§ What to work on: Figure out how many lines of the material below contain the word "grid". Answer with the number only.

----------

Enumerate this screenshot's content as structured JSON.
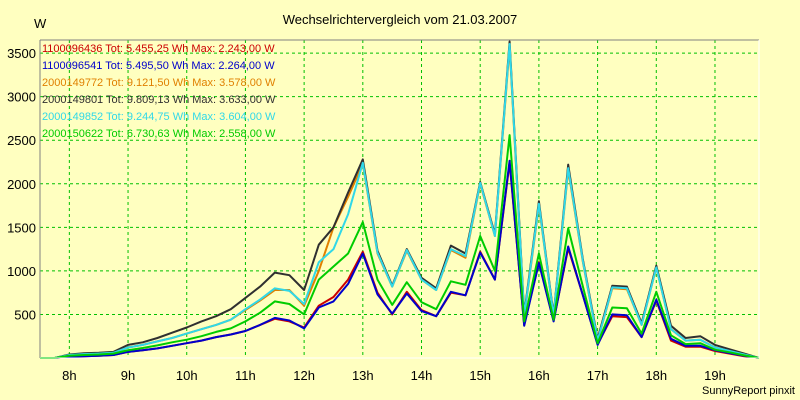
{
  "chart_data": {
    "type": "line",
    "title": "Wechselrichtervergleich vom 21.03.2007",
    "ylabel": "W",
    "xlabel": "",
    "footer": "SunnyReport pinxit",
    "x_start_hour": 7.5,
    "x_end_hour": 19.75,
    "ylim": [
      0,
      3650
    ],
    "xticks": [
      {
        "label": "8h",
        "hour": 8
      },
      {
        "label": "9h",
        "hour": 9
      },
      {
        "label": "10h",
        "hour": 10
      },
      {
        "label": "11h",
        "hour": 11
      },
      {
        "label": "12h",
        "hour": 12
      },
      {
        "label": "13h",
        "hour": 13
      },
      {
        "label": "14h",
        "hour": 14
      },
      {
        "label": "15h",
        "hour": 15
      },
      {
        "label": "16h",
        "hour": 16
      },
      {
        "label": "17h",
        "hour": 17
      },
      {
        "label": "18h",
        "hour": 18
      },
      {
        "label": "19h",
        "hour": 19
      }
    ],
    "yticks": [
      500,
      1000,
      1500,
      2000,
      2500,
      3000,
      3500
    ],
    "grid": true,
    "legend_position": "top-left",
    "x": [
      7.5,
      7.75,
      8.0,
      8.25,
      8.5,
      8.75,
      9.0,
      9.25,
      9.5,
      9.75,
      10.0,
      10.25,
      10.5,
      10.75,
      11.0,
      11.25,
      11.5,
      11.75,
      12.0,
      12.25,
      12.5,
      12.75,
      13.0,
      13.25,
      13.5,
      13.75,
      14.0,
      14.25,
      14.5,
      14.75,
      15.0,
      15.25,
      15.5,
      15.75,
      16.0,
      16.25,
      16.5,
      16.75,
      17.0,
      17.25,
      17.5,
      17.75,
      18.0,
      18.25,
      18.5,
      18.75,
      19.0,
      19.25,
      19.5,
      19.75
    ],
    "series": [
      {
        "name": "1100096436 Tot: 5.455,25 Wh Max: 2.243,00 W",
        "color": "#cc0000",
        "values": [
          0,
          0,
          15,
          20,
          25,
          35,
          70,
          90,
          110,
          140,
          170,
          200,
          240,
          270,
          310,
          380,
          450,
          420,
          350,
          600,
          700,
          900,
          1220,
          750,
          500,
          760,
          550,
          480,
          750,
          720,
          1220,
          900,
          2243,
          380,
          1100,
          430,
          1260,
          720,
          160,
          480,
          470,
          240,
          660,
          200,
          130,
          130,
          80,
          50,
          20,
          0
        ]
      },
      {
        "name": "1100096541 Tot: 5.495,50 Wh Max: 2.264,00 W",
        "color": "#0000cc",
        "values": [
          0,
          0,
          15,
          20,
          25,
          35,
          70,
          90,
          110,
          140,
          170,
          200,
          240,
          270,
          310,
          380,
          460,
          430,
          340,
          580,
          650,
          850,
          1200,
          730,
          510,
          740,
          540,
          480,
          760,
          720,
          1210,
          900,
          2264,
          370,
          1090,
          420,
          1280,
          720,
          150,
          500,
          490,
          240,
          670,
          220,
          140,
          140,
          90,
          55,
          25,
          0
        ]
      },
      {
        "name": "2000149772 Tot: 9.121,50 Wh Max: 3.578,00 W",
        "color": "#e08000",
        "values": [
          0,
          0,
          35,
          45,
          50,
          60,
          120,
          150,
          190,
          230,
          280,
          330,
          380,
          440,
          550,
          660,
          780,
          780,
          600,
          1000,
          1500,
          1850,
          2230,
          1200,
          820,
          1230,
          900,
          780,
          1240,
          1150,
          2000,
          1400,
          3578,
          470,
          1750,
          480,
          2160,
          1100,
          200,
          800,
          790,
          380,
          1040,
          330,
          200,
          210,
          120,
          80,
          40,
          0
        ]
      },
      {
        "name": "2000149801 Tot: 9.809,13 Wh Max: 3.633,00 W",
        "color": "#303030",
        "values": [
          0,
          0,
          40,
          55,
          60,
          70,
          150,
          180,
          230,
          290,
          350,
          420,
          480,
          560,
          690,
          820,
          980,
          950,
          780,
          1300,
          1500,
          1900,
          2280,
          1230,
          830,
          1250,
          920,
          800,
          1290,
          1200,
          2020,
          1420,
          3633,
          500,
          1800,
          490,
          2220,
          1130,
          220,
          830,
          820,
          400,
          1060,
          370,
          230,
          250,
          150,
          100,
          50,
          0
        ]
      },
      {
        "name": "2000149852 Tot: 9.244,75 Wh Max: 3.604,00 W",
        "color": "#30d8e8",
        "values": [
          0,
          0,
          35,
          45,
          50,
          60,
          120,
          150,
          190,
          230,
          280,
          330,
          380,
          440,
          560,
          670,
          800,
          770,
          620,
          1100,
          1250,
          1650,
          2240,
          1210,
          820,
          1240,
          900,
          780,
          1250,
          1170,
          2010,
          1400,
          3604,
          480,
          1770,
          480,
          2180,
          1110,
          200,
          810,
          800,
          380,
          1040,
          330,
          200,
          210,
          120,
          80,
          40,
          0
        ]
      },
      {
        "name": "2000150622 Tot: 6.730,63 Wh Max: 2.558,00 W",
        "color": "#00cc00",
        "values": [
          0,
          0,
          25,
          35,
          40,
          50,
          90,
          115,
          145,
          180,
          210,
          250,
          300,
          340,
          420,
          520,
          650,
          620,
          500,
          900,
          1050,
          1200,
          1560,
          900,
          610,
          870,
          640,
          560,
          880,
          840,
          1400,
          1000,
          2558,
          420,
          1200,
          440,
          1490,
          820,
          170,
          580,
          570,
          280,
          760,
          260,
          160,
          170,
          95,
          65,
          30,
          0
        ]
      }
    ]
  }
}
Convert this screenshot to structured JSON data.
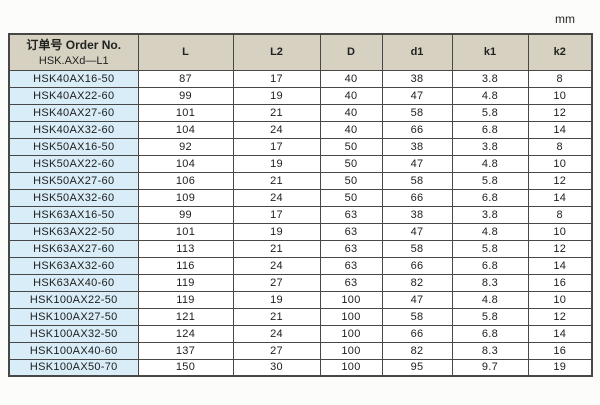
{
  "unit_label": "mm",
  "table": {
    "header": {
      "order_line1": "订单号 Order No.",
      "order_line2": "HSK.AXd—L1",
      "columns": [
        "L",
        "L2",
        "D",
        "d1",
        "k1",
        "k2"
      ]
    },
    "rows": [
      [
        "HSK40AX16-50",
        "87",
        "17",
        "40",
        "38",
        "3.8",
        "8"
      ],
      [
        "HSK40AX22-60",
        "99",
        "19",
        "40",
        "47",
        "4.8",
        "10"
      ],
      [
        "HSK40AX27-60",
        "101",
        "21",
        "40",
        "58",
        "5.8",
        "12"
      ],
      [
        "HSK40AX32-60",
        "104",
        "24",
        "40",
        "66",
        "6.8",
        "14"
      ],
      [
        "HSK50AX16-50",
        "92",
        "17",
        "50",
        "38",
        "3.8",
        "8"
      ],
      [
        "HSK50AX22-60",
        "104",
        "19",
        "50",
        "47",
        "4.8",
        "10"
      ],
      [
        "HSK50AX27-60",
        "106",
        "21",
        "50",
        "58",
        "5.8",
        "12"
      ],
      [
        "HSK50AX32-60",
        "109",
        "24",
        "50",
        "66",
        "6.8",
        "14"
      ],
      [
        "HSK63AX16-50",
        "99",
        "17",
        "63",
        "38",
        "3.8",
        "8"
      ],
      [
        "HSK63AX22-50",
        "101",
        "19",
        "63",
        "47",
        "4.8",
        "10"
      ],
      [
        "HSK63AX27-60",
        "113",
        "21",
        "63",
        "58",
        "5.8",
        "12"
      ],
      [
        "HSK63AX32-60",
        "116",
        "24",
        "63",
        "66",
        "6.8",
        "14"
      ],
      [
        "HSK63AX40-60",
        "119",
        "27",
        "63",
        "82",
        "8.3",
        "16"
      ],
      [
        "HSK100AX22-50",
        "119",
        "19",
        "100",
        "47",
        "4.8",
        "10"
      ],
      [
        "HSK100AX27-50",
        "121",
        "21",
        "100",
        "58",
        "5.8",
        "12"
      ],
      [
        "HSK100AX32-50",
        "124",
        "24",
        "100",
        "66",
        "6.8",
        "14"
      ],
      [
        "HSK100AX40-60",
        "137",
        "27",
        "100",
        "82",
        "8.3",
        "16"
      ],
      [
        "HSK100AX50-70",
        "150",
        "30",
        "100",
        "95",
        "9.7",
        "19"
      ]
    ]
  },
  "colors": {
    "header_bg": "#d6d1c1",
    "order_col_bg": "#d9edf8",
    "border": "#474747",
    "text": "#1d1d1d",
    "page_bg": "#fcfcfb"
  }
}
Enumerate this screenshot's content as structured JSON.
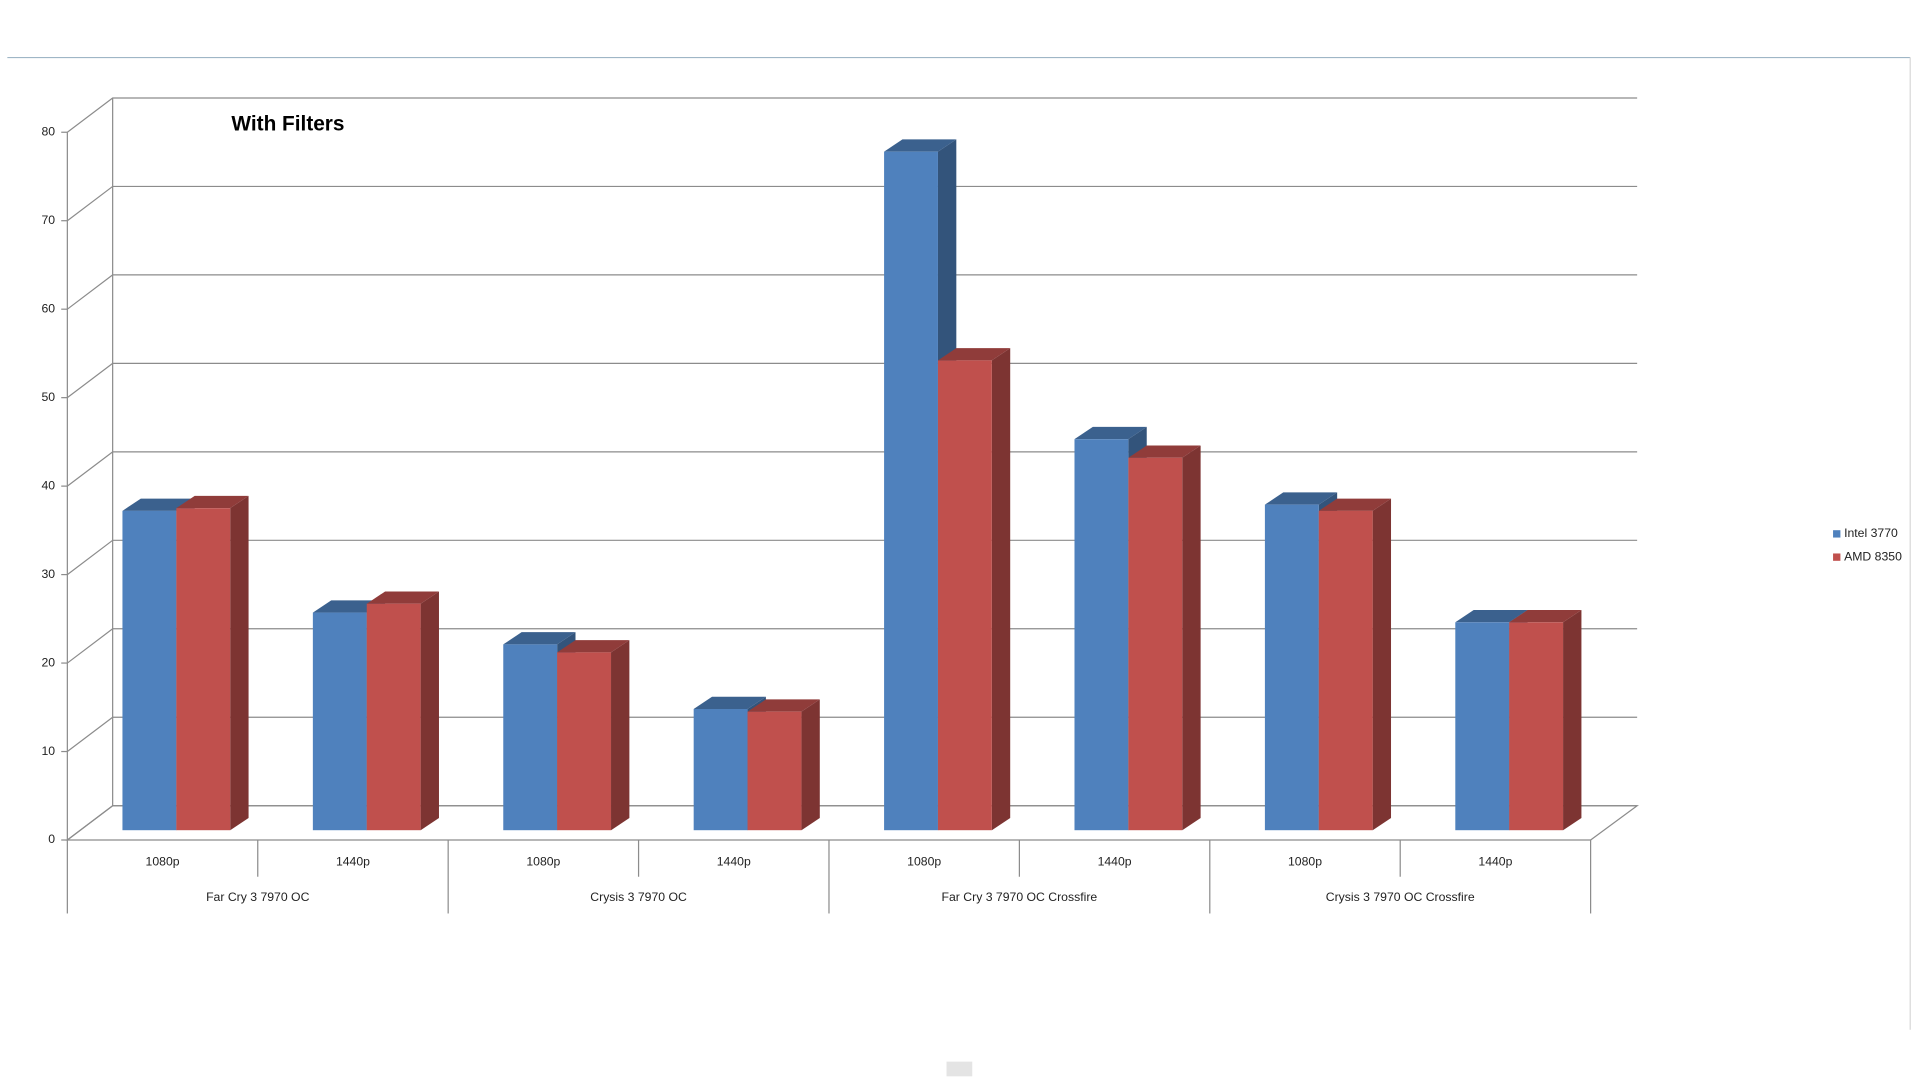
{
  "chart_data": {
    "type": "bar3d",
    "title": "With Filters",
    "categories": [
      "1080p",
      "1440p",
      "1080p",
      "1440p",
      "1080p",
      "1440p",
      "1080p",
      "1440p"
    ],
    "groups": [
      "Far Cry 3 7970 OC",
      "Crysis 3 7970 OC",
      "Far Cry 3 7970 OC Crossfire",
      "Crysis 3 7970 OC Crossfire"
    ],
    "series": [
      {
        "name": "Intel 3770",
        "color": "#4f81bd",
        "values": [
          36.1,
          24.6,
          21.0,
          13.7,
          76.7,
          44.2,
          36.8,
          23.5
        ]
      },
      {
        "name": "AMD 8350",
        "color": "#c0504d",
        "values": [
          36.4,
          25.6,
          20.1,
          13.4,
          53.1,
          42.1,
          36.1,
          23.5
        ]
      }
    ],
    "ylim": [
      0,
      80
    ],
    "yticks": [
      0,
      10,
      20,
      30,
      40,
      50,
      60,
      70,
      80
    ],
    "grid": true,
    "legend": "right"
  }
}
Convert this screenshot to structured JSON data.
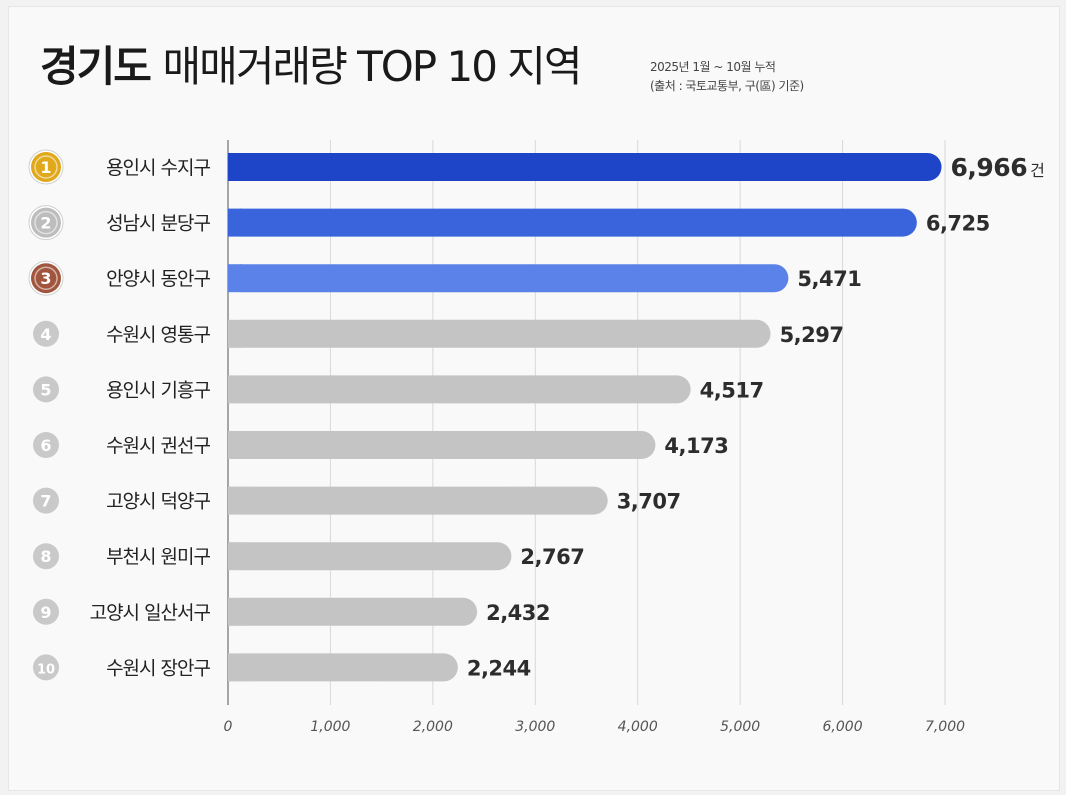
{
  "title": {
    "region": "경기도",
    "rest": "매매거래량 TOP 10 지역"
  },
  "subtitle": {
    "period": "2025년 1월 ~ 10월 누적",
    "source": "(출처 : 국토교통부, 구(區) 기준)"
  },
  "unit_label": "건",
  "colors": {
    "rank1": "#1e45c8",
    "rank2": "#3a64dc",
    "rank3": "#5a82e8",
    "other": "#c4c4c4",
    "gold": "#e0a91c",
    "silver": "#bdbdbd",
    "bronze": "#a0553c",
    "axis": "#8a8a8a",
    "grid": "#d8d8d8"
  },
  "chart_data": {
    "type": "bar",
    "orientation": "horizontal",
    "title": "경기도 매매거래량 TOP 10 지역",
    "categories": [
      "용인시 수지구",
      "성남시 분당구",
      "안양시 동안구",
      "수원시 영통구",
      "용인시 기흥구",
      "수원시 권선구",
      "고양시 덕양구",
      "부천시 원미구",
      "고양시 일산서구",
      "수원시 장안구"
    ],
    "ranks": [
      "1",
      "2",
      "3",
      "4",
      "5",
      "6",
      "7",
      "8",
      "9",
      "10"
    ],
    "values": [
      6966,
      6725,
      5471,
      5297,
      4517,
      4173,
      3707,
      2767,
      2432,
      2244
    ],
    "value_labels": [
      "6,966",
      "6,725",
      "5,471",
      "5,297",
      "4,517",
      "4,173",
      "3,707",
      "2,767",
      "2,432",
      "2,244"
    ],
    "xlim": [
      0,
      7000
    ],
    "xticks": [
      0,
      1000,
      2000,
      3000,
      4000,
      5000,
      6000,
      7000
    ],
    "xtick_labels": [
      "0",
      "1,000",
      "2,000",
      "3,000",
      "4,000",
      "5,000",
      "6,000",
      "7,000"
    ],
    "xlabel": "",
    "ylabel": "",
    "grid": true
  }
}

----------

§ Task result: 4